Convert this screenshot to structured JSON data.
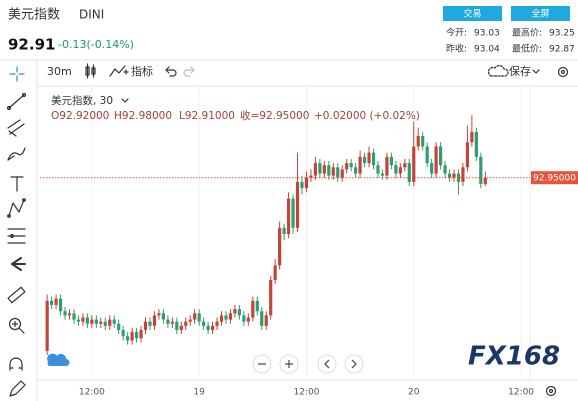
{
  "header": {
    "title": "美元指数",
    "symbol": "DINI",
    "price": "92.91",
    "change": "-0.13(-0.14%)",
    "buttons": [
      "交易",
      "全屏"
    ],
    "stats": [
      {
        "label": "今开:",
        "value": "93.03"
      },
      {
        "label": "最高价:",
        "value": "93.25"
      },
      {
        "label": "昨收:",
        "value": "93.04"
      },
      {
        "label": "最低价:",
        "value": "92.87"
      }
    ]
  },
  "toolbar": {
    "interval": "30m",
    "indicators": "指标",
    "save": "保存"
  },
  "legend": {
    "name": "美元指数, 30",
    "ohlc": [
      "O92.92000",
      "H92.98000",
      "L92.91000",
      "收=92.95000",
      "+0.02000 (+0.02%)"
    ]
  },
  "watermark": "FX168",
  "chart_data": {
    "type": "candlestick",
    "up_color": "#c0463a",
    "down_color": "#2e9e6f",
    "grid": true,
    "xlim": [
      -1.6,
      108
    ],
    "ylim": [
      91.99,
      93.38
    ],
    "xticks": [
      {
        "value": 10,
        "label": "12:00"
      },
      {
        "value": 34,
        "label": "19"
      },
      {
        "value": 58,
        "label": "12:00"
      },
      {
        "value": 82,
        "label": "20"
      },
      {
        "value": 106,
        "label": "12:00"
      }
    ],
    "price_line": {
      "value": 92.95,
      "label": "92.95000",
      "color": "#e5533d"
    },
    "open": [
      92.12,
      92.36,
      92.34,
      92.37,
      92.31,
      92.29,
      92.3,
      92.27,
      92.26,
      92.28,
      92.25,
      92.27,
      92.25,
      92.26,
      92.24,
      92.27,
      92.25,
      92.22,
      92.19,
      92.17,
      92.21,
      92.18,
      92.22,
      92.26,
      92.24,
      92.29,
      92.3,
      92.27,
      92.25,
      92.26,
      92.22,
      92.24,
      92.26,
      92.27,
      92.3,
      92.26,
      92.24,
      92.22,
      92.24,
      92.26,
      92.29,
      92.27,
      92.3,
      92.32,
      92.29,
      92.26,
      92.28,
      92.36,
      92.31,
      92.24,
      92.29,
      92.46,
      92.53,
      92.71,
      92.68,
      92.85,
      92.71,
      92.93,
      92.9,
      92.95,
      92.96,
      93.02,
      92.97,
      93.01,
      92.96,
      93.0,
      92.95,
      92.99,
      93.02,
      93.0,
      92.97,
      93.05,
      93.02,
      93.07,
      93.01,
      92.97,
      92.96,
      93.05,
      93.01,
      92.97,
      93.0,
      93.02,
      92.93,
      93.1,
      93.15,
      93.1,
      93.02,
      92.97,
      93.1,
      93.01,
      92.97,
      92.95,
      92.97,
      92.93,
      93.0,
      93.12,
      93.17,
      93.05,
      92.92
    ],
    "high": [
      92.39,
      92.38,
      92.39,
      92.39,
      92.33,
      92.32,
      92.32,
      92.29,
      92.3,
      92.3,
      92.29,
      92.29,
      92.28,
      92.28,
      92.29,
      92.29,
      92.27,
      92.24,
      92.21,
      92.23,
      92.23,
      92.24,
      92.28,
      92.28,
      92.31,
      92.32,
      92.32,
      92.29,
      92.28,
      92.28,
      92.26,
      92.28,
      92.29,
      92.32,
      92.32,
      92.28,
      92.26,
      92.26,
      92.28,
      92.31,
      92.31,
      92.32,
      92.34,
      92.34,
      92.31,
      92.3,
      92.38,
      92.38,
      92.33,
      92.31,
      92.48,
      92.56,
      92.74,
      92.73,
      92.88,
      92.87,
      93.07,
      92.96,
      92.98,
      92.99,
      93.05,
      93.04,
      93.03,
      93.03,
      93.02,
      93.02,
      93.01,
      93.04,
      93.04,
      93.02,
      93.08,
      93.07,
      93.1,
      93.09,
      93.03,
      92.99,
      93.07,
      93.07,
      93.03,
      93.02,
      93.04,
      93.04,
      93.22,
      93.19,
      93.17,
      93.12,
      93.04,
      93.12,
      93.12,
      93.03,
      92.99,
      92.99,
      92.99,
      93.02,
      93.2,
      93.25,
      93.19,
      93.07,
      92.98
    ],
    "low": [
      92.1,
      92.32,
      92.32,
      92.29,
      92.27,
      92.27,
      92.25,
      92.24,
      92.24,
      92.23,
      92.23,
      92.23,
      92.23,
      92.22,
      92.22,
      92.23,
      92.2,
      92.17,
      92.15,
      92.15,
      92.16,
      92.16,
      92.2,
      92.22,
      92.22,
      92.27,
      92.25,
      92.23,
      92.23,
      92.2,
      92.2,
      92.22,
      92.24,
      92.25,
      92.24,
      92.22,
      92.2,
      92.2,
      92.22,
      92.24,
      92.25,
      92.25,
      92.28,
      92.27,
      92.24,
      92.24,
      92.26,
      92.29,
      92.22,
      92.22,
      92.27,
      92.44,
      92.51,
      92.65,
      92.66,
      92.68,
      92.69,
      92.87,
      92.88,
      92.93,
      92.94,
      92.95,
      92.95,
      92.94,
      92.94,
      92.93,
      92.93,
      92.97,
      92.98,
      92.95,
      92.95,
      93.0,
      93.0,
      92.99,
      92.95,
      92.94,
      92.94,
      92.99,
      92.95,
      92.95,
      92.98,
      92.91,
      92.91,
      93.08,
      93.08,
      93.0,
      92.95,
      92.95,
      92.99,
      92.95,
      92.93,
      92.93,
      92.87,
      92.91,
      92.98,
      93.1,
      93.03,
      92.9,
      92.91
    ],
    "close": [
      92.36,
      92.34,
      92.37,
      92.31,
      92.29,
      92.3,
      92.27,
      92.26,
      92.28,
      92.25,
      92.27,
      92.25,
      92.26,
      92.24,
      92.27,
      92.25,
      92.22,
      92.19,
      92.17,
      92.21,
      92.18,
      92.22,
      92.26,
      92.24,
      92.29,
      92.3,
      92.27,
      92.25,
      92.26,
      92.22,
      92.24,
      92.26,
      92.27,
      92.3,
      92.26,
      92.24,
      92.22,
      92.24,
      92.26,
      92.29,
      92.27,
      92.3,
      92.32,
      92.29,
      92.26,
      92.28,
      92.36,
      92.31,
      92.24,
      92.29,
      92.46,
      92.53,
      92.71,
      92.68,
      92.85,
      92.71,
      92.93,
      92.9,
      92.95,
      92.96,
      93.02,
      92.97,
      93.01,
      92.96,
      93.0,
      92.95,
      92.99,
      93.02,
      93.0,
      92.97,
      93.05,
      93.02,
      93.07,
      93.01,
      92.97,
      92.96,
      93.05,
      93.01,
      92.97,
      93.0,
      93.02,
      92.93,
      93.1,
      93.15,
      93.1,
      93.02,
      92.97,
      93.1,
      93.01,
      92.97,
      92.95,
      92.97,
      92.93,
      93.0,
      93.12,
      93.17,
      93.05,
      92.92,
      92.95
    ]
  }
}
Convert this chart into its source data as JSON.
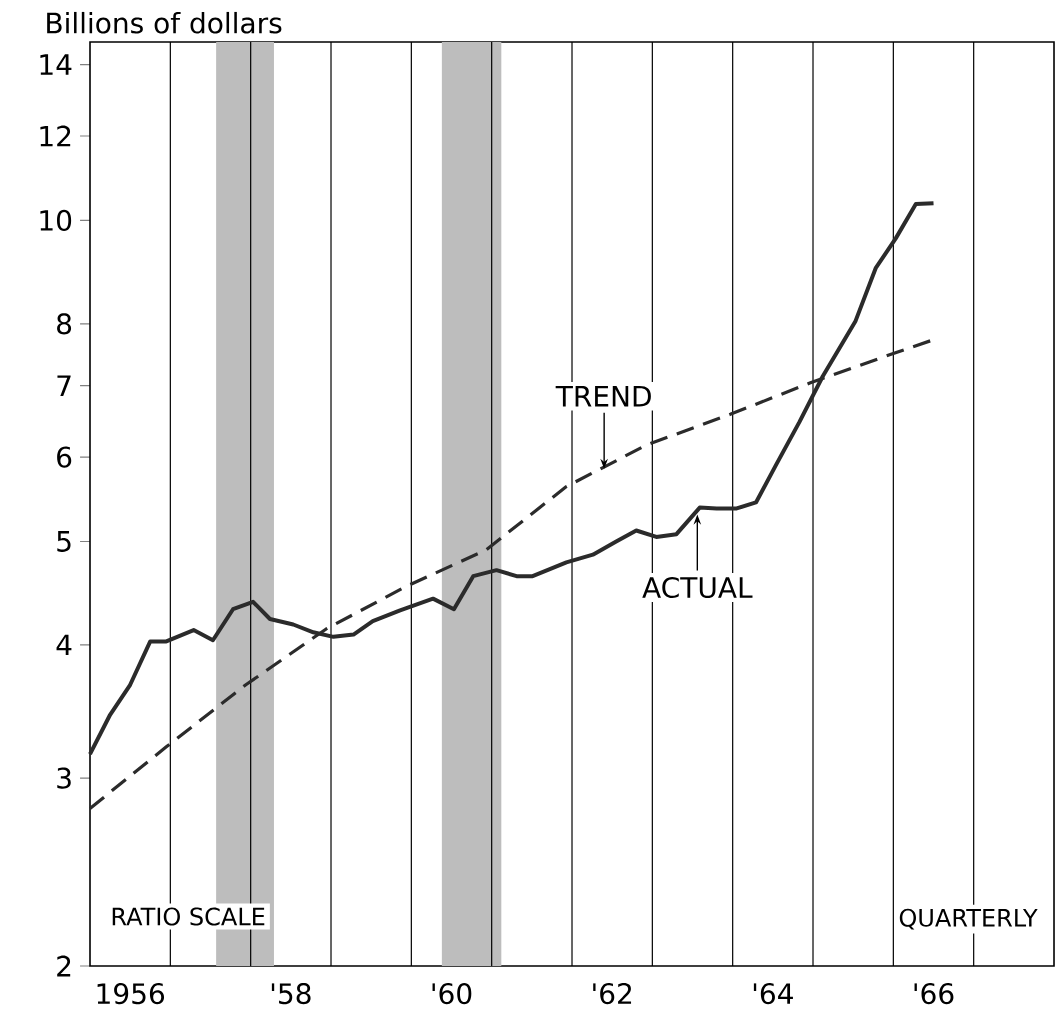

*Exercise requirements*.
Copy out every line holding the string "label".

*Solved problem*.
        "label": "今开:",
        "label": "最高价:",
        "label": "昨收:",
        "label": "最低价:",
        "label": "12:00"
        "label": "19"
        "label": "12:00"
        "label": "20"
        "label": "12:00"
      "label": "92.95000",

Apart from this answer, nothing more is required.